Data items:

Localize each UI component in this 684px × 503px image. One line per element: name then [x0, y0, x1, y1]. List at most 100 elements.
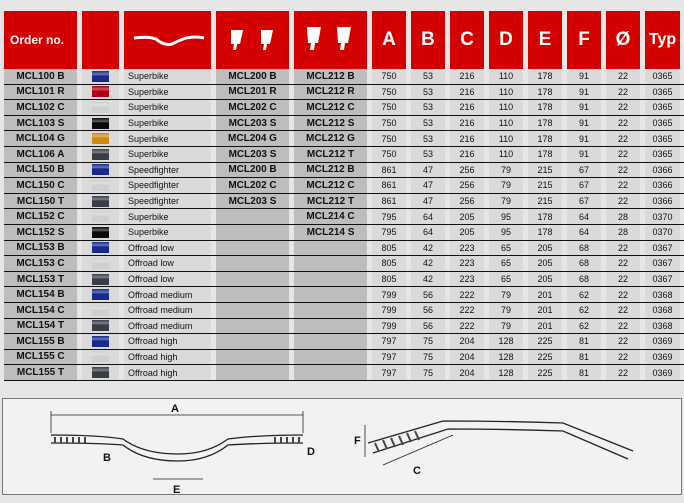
- description: Offroad medium: [124, 302, 211, 318]
- dim-e: 178: [528, 100, 562, 115]
- diameter: 22: [606, 84, 640, 100]
- description: Offroad high: [124, 349, 211, 365]
- clamp-part-large: [294, 240, 367, 256]
- color-swatch-icon: [92, 148, 109, 160]
- type: 0369: [645, 365, 680, 380]
- dim-c: 204: [450, 349, 484, 365]
- dimension-e-label: E: [173, 484, 180, 496]
- dim-b: 75: [411, 334, 445, 349]
- dim-c: 204: [450, 365, 484, 380]
- color-swatch: [82, 287, 119, 302]
- table-row: MCL153 B Offroad low 805 42 223 65 205 68 22 0367: [4, 240, 684, 257]
- dim-c: 216: [450, 84, 484, 100]
- dim-f: 67: [567, 162, 601, 178]
- dim-b: 56: [411, 302, 445, 318]
- dim-f: 91: [567, 146, 601, 162]
- color-swatch-icon: [92, 367, 109, 379]
- diameter: 22: [606, 271, 640, 287]
- clamp-part-large: MCL212 T: [294, 146, 367, 162]
- diameter: 22: [606, 131, 640, 146]
- description: Superbike: [124, 224, 211, 240]
- dim-e: 215: [528, 178, 562, 193]
- dim-c: 216: [450, 100, 484, 115]
- clamp-part: MCL200 B: [216, 69, 289, 84]
- dim-e: 205: [528, 256, 562, 271]
- dim-f: 91: [567, 69, 601, 84]
- dim-a: 750: [372, 131, 406, 146]
- color-swatch-icon: [92, 257, 109, 269]
- dim-b: 64: [411, 209, 445, 224]
- dimension-diagram: A B C D E F: [2, 398, 682, 496]
- header-col-4: E: [528, 11, 562, 69]
- color-swatch-icon: [92, 195, 109, 207]
- order-no: MCL103 S: [4, 115, 77, 131]
- color-swatch-icon: [92, 289, 109, 301]
- dim-a: 797: [372, 349, 406, 365]
- clamp-part: MCL202 C: [216, 178, 289, 193]
- order-no: MCL152 C: [4, 209, 77, 224]
- clamp-part-large: MCL212 T: [294, 193, 367, 209]
- dim-d: 110: [489, 69, 523, 84]
- diameter: 22: [606, 240, 640, 256]
- table-row: MCL104 G Superbike MCL204 G MCL212 G 750 53 21…: [4, 131, 684, 147]
- dim-c: 222: [450, 287, 484, 302]
- color-swatch: [82, 365, 119, 380]
- clamp-part-large: MCL212 C: [294, 178, 367, 193]
- diameter: 22: [606, 100, 640, 115]
- description: Superbike: [124, 69, 211, 84]
- dim-d: 79: [489, 287, 523, 302]
- type: 0365: [645, 131, 680, 146]
- dim-f: 68: [567, 240, 601, 256]
- dim-d: 65: [489, 256, 523, 271]
- type: 0365: [645, 115, 680, 131]
- header-col-7: Typ: [645, 11, 680, 69]
- dim-e: 205: [528, 271, 562, 287]
- description: Superbike: [124, 209, 211, 224]
- dim-b: 42: [411, 271, 445, 287]
- diameter: 22: [606, 334, 640, 349]
- color-swatch-icon: [92, 101, 109, 113]
- type: 0365: [645, 69, 680, 84]
- dim-a: 805: [372, 256, 406, 271]
- dim-b: 53: [411, 84, 445, 100]
- dimension-a-label: A: [171, 403, 179, 415]
- header-col-1: B: [411, 11, 445, 69]
- order-no: MCL100 B: [4, 69, 77, 84]
- dim-e: 215: [528, 193, 562, 209]
- color-swatch-icon: [92, 335, 109, 347]
- order-no: MCL154 T: [4, 318, 77, 334]
- color-swatch: [82, 349, 119, 365]
- dim-e: 201: [528, 302, 562, 318]
- dimension-f-label: F: [354, 435, 361, 447]
- table-row: MCL154 T Offroad medium 799 56 222 79 201 62 22 0…: [4, 318, 684, 335]
- dim-b: 75: [411, 349, 445, 365]
- diameter: 22: [606, 146, 640, 162]
- dim-b: 75: [411, 365, 445, 380]
- dim-d: 95: [489, 209, 523, 224]
- clamp-part: [216, 318, 289, 334]
- color-swatch: [82, 209, 119, 224]
- table-row: MCL152 S Superbike MCL214 S 795 64 205 95 178 64…: [4, 224, 684, 241]
- dim-d: 79: [489, 302, 523, 318]
- clamp-part: [216, 209, 289, 224]
- description: Speedfighter: [124, 193, 211, 209]
- type: 0369: [645, 349, 680, 365]
- header-col-2: C: [450, 11, 484, 69]
- color-swatch-icon: [92, 242, 109, 254]
- clamp-part-large: [294, 318, 367, 334]
- dim-f: 64: [567, 224, 601, 240]
- table-header: Order no. A B C D E F Ø Typ: [4, 11, 684, 69]
- dim-a: 795: [372, 224, 406, 240]
- dim-b: 53: [411, 69, 445, 84]
- dim-c: 204: [450, 334, 484, 349]
- table-row: MCL153 T Offroad low 805 42 223 65 205 68 22 0367: [4, 271, 684, 288]
- color-swatch: [82, 115, 119, 131]
- dim-d: 110: [489, 84, 523, 100]
- dim-d: 95: [489, 224, 523, 240]
- dimension-b-label: B: [103, 452, 111, 464]
- order-no: MCL155 C: [4, 349, 77, 365]
- diameter: 22: [606, 256, 640, 271]
- header-clamp-large-icon: [294, 11, 367, 69]
- dim-f: 91: [567, 84, 601, 100]
- clamp-part-large: [294, 365, 367, 380]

* _WORK REQUIRED_:
Can you pull out every line from all the rows above and repeat each one exactly, leaving the pictures out?

* _FULL RESPONSE_:
Localize each UI component in this 684px × 503px image. One line per element: name then [x0, y0, x1, y1]. List at most 100 elements.
- description: Offroad medium: [124, 302, 211, 318]
- dim-e: 178: [528, 100, 562, 115]
- diameter: 22: [606, 84, 640, 100]
- description: Offroad high: [124, 349, 211, 365]
- clamp-part-large: [294, 240, 367, 256]
- color-swatch-icon: [92, 148, 109, 160]
- type: 0369: [645, 365, 680, 380]
- dim-c: 204: [450, 349, 484, 365]
- dimension-e-label: E: [173, 484, 180, 496]
- dim-b: 75: [411, 334, 445, 349]
- dim-c: 204: [450, 365, 484, 380]
- color-swatch: [82, 287, 119, 302]
- table-row: MCL153 B Offroad low 805 42 223 65 205 68 22 0367: [4, 240, 684, 257]
- dim-c: 216: [450, 84, 484, 100]
- dim-f: 67: [567, 162, 601, 178]
- dim-b: 56: [411, 302, 445, 318]
- dim-f: 91: [567, 146, 601, 162]
- color-swatch-icon: [92, 367, 109, 379]
- diameter: 22: [606, 271, 640, 287]
- clamp-part-large: MCL212 T: [294, 146, 367, 162]
- diameter: 22: [606, 131, 640, 146]
- description: Superbike: [124, 224, 211, 240]
- dim-e: 215: [528, 178, 562, 193]
- dim-c: 216: [450, 100, 484, 115]
- clamp-part: MCL200 B: [216, 69, 289, 84]
- dim-e: 205: [528, 256, 562, 271]
- dim-f: 91: [567, 69, 601, 84]
- dim-a: 750: [372, 131, 406, 146]
- color-swatch-icon: [92, 257, 109, 269]
- dim-b: 64: [411, 209, 445, 224]
- dimension-diagram: A B C D E F: [2, 398, 682, 496]
- header-col-4: E: [528, 11, 562, 69]
- color-swatch-icon: [92, 195, 109, 207]
- order-no: MCL103 S: [4, 115, 77, 131]
- color-swatch-icon: [92, 289, 109, 301]
- dim-a: 797: [372, 349, 406, 365]
- clamp-part: MCL202 C: [216, 178, 289, 193]
- order-no: MCL152 C: [4, 209, 77, 224]
- clamp-part-large: MCL212 T: [294, 193, 367, 209]
- dim-d: 110: [489, 69, 523, 84]
- diameter: 22: [606, 240, 640, 256]
- table-row: MCL104 G Superbike MCL204 G MCL212 G 750 53 21…: [4, 131, 684, 147]
- dim-c: 222: [450, 287, 484, 302]
- color-swatch: [82, 365, 119, 380]
- clamp-part-large: MCL212 C: [294, 178, 367, 193]
- diameter: 22: [606, 100, 640, 115]
- description: Superbike: [124, 69, 211, 84]
- dim-d: 79: [489, 287, 523, 302]
- type: 0365: [645, 131, 680, 146]
- dim-f: 68: [567, 240, 601, 256]
- dim-d: 65: [489, 256, 523, 271]
- type: 0365: [645, 115, 680, 131]
- header-col-7: Typ: [645, 11, 680, 69]
- dim-e: 205: [528, 271, 562, 287]
- description: Superbike: [124, 209, 211, 224]
- dim-b: 42: [411, 271, 445, 287]
- diameter: 22: [606, 334, 640, 349]
- color-swatch-icon: [92, 101, 109, 113]
- type: 0365: [645, 69, 680, 84]
- dim-a: 805: [372, 256, 406, 271]
- dim-b: 53: [411, 84, 445, 100]
- dimension-a-label: A: [171, 403, 179, 415]
- header-col-1: B: [411, 11, 445, 69]
- order-no: MCL100 B: [4, 69, 77, 84]
- dim-e: 215: [528, 193, 562, 209]
- color-swatch-icon: [92, 335, 109, 347]
- order-no: MCL154 T: [4, 318, 77, 334]
- color-swatch: [82, 349, 119, 365]
- dim-e: 201: [528, 302, 562, 318]
- dimension-f-label: F: [354, 435, 361, 447]
- table-row: MCL154 T Offroad medium 799 56 222 79 201 62 22 0…: [4, 318, 684, 335]
- dim-b: 75: [411, 349, 445, 365]
- diameter: 22: [606, 146, 640, 162]
- dim-b: 75: [411, 365, 445, 380]
- dim-d: 95: [489, 209, 523, 224]
- clamp-part: [216, 318, 289, 334]
- color-swatch: [82, 209, 119, 224]
- table-row: MCL152 S Superbike MCL214 S 795 64 205 95 178 64…: [4, 224, 684, 241]
- dim-d: 79: [489, 302, 523, 318]
- clamp-part: [216, 209, 289, 224]
- description: Speedfighter: [124, 193, 211, 209]
- type: 0369: [645, 349, 680, 365]
- header-col-2: C: [450, 11, 484, 69]
- color-swatch-icon: [92, 242, 109, 254]
- clamp-part-large: [294, 318, 367, 334]
- dim-f: 64: [567, 224, 601, 240]
- table-header: Order no. A B C D E F Ø Typ: [4, 11, 684, 69]
- dim-a: 795: [372, 224, 406, 240]
- dim-b: 53: [411, 69, 445, 84]
- dim-c: 204: [450, 334, 484, 349]
- table-row: MCL153 T Offroad low 805 42 223 65 205 68 22 0367: [4, 271, 684, 288]
- color-swatch: [82, 115, 119, 131]
- dim-d: 110: [489, 84, 523, 100]
- dim-d: 95: [489, 224, 523, 240]
- dimension-b-label: B: [103, 452, 111, 464]
- order-no: MCL155 C: [4, 349, 77, 365]
- diameter: 22: [606, 256, 640, 271]
- header-clamp-large-icon: [294, 11, 367, 69]
- dim-f: 91: [567, 84, 601, 100]
- clamp-part-large: [294, 365, 367, 380]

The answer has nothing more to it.